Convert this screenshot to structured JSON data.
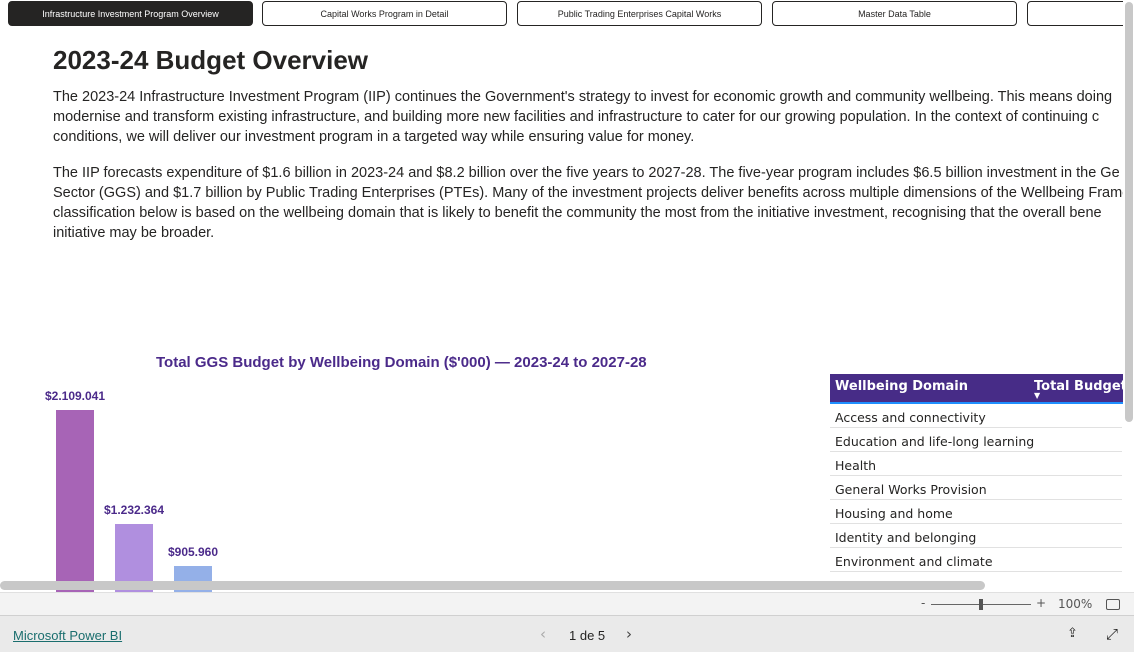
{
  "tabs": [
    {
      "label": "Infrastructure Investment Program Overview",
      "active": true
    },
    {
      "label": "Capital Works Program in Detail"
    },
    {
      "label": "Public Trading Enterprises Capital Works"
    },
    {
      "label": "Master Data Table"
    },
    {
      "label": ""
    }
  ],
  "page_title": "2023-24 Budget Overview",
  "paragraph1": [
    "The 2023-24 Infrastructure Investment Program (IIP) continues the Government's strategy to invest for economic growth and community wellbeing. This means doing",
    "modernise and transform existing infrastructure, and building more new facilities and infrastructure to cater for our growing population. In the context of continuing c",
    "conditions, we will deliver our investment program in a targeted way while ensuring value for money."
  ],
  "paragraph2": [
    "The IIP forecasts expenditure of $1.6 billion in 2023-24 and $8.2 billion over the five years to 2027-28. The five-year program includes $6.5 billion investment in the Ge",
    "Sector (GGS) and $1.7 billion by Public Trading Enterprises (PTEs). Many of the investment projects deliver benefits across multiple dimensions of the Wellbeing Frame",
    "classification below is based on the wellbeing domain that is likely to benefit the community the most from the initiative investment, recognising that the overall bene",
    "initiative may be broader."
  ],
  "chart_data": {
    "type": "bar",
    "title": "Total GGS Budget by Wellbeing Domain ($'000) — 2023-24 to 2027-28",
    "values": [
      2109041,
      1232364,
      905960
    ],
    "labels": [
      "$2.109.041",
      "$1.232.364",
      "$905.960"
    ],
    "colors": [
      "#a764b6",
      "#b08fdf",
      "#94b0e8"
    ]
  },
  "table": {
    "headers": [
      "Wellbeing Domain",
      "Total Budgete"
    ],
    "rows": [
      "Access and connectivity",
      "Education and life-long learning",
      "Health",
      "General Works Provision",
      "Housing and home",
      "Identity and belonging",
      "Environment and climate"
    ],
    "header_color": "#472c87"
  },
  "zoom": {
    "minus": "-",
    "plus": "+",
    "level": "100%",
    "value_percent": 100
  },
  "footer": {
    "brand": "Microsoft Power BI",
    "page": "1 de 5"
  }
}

• [Work to complete]
Return each line where "Overview" shows up.

• [Task result]
      "label": "Infrastructure Investment Program Overview",
  "page_title": "2023-24 Budget Overview",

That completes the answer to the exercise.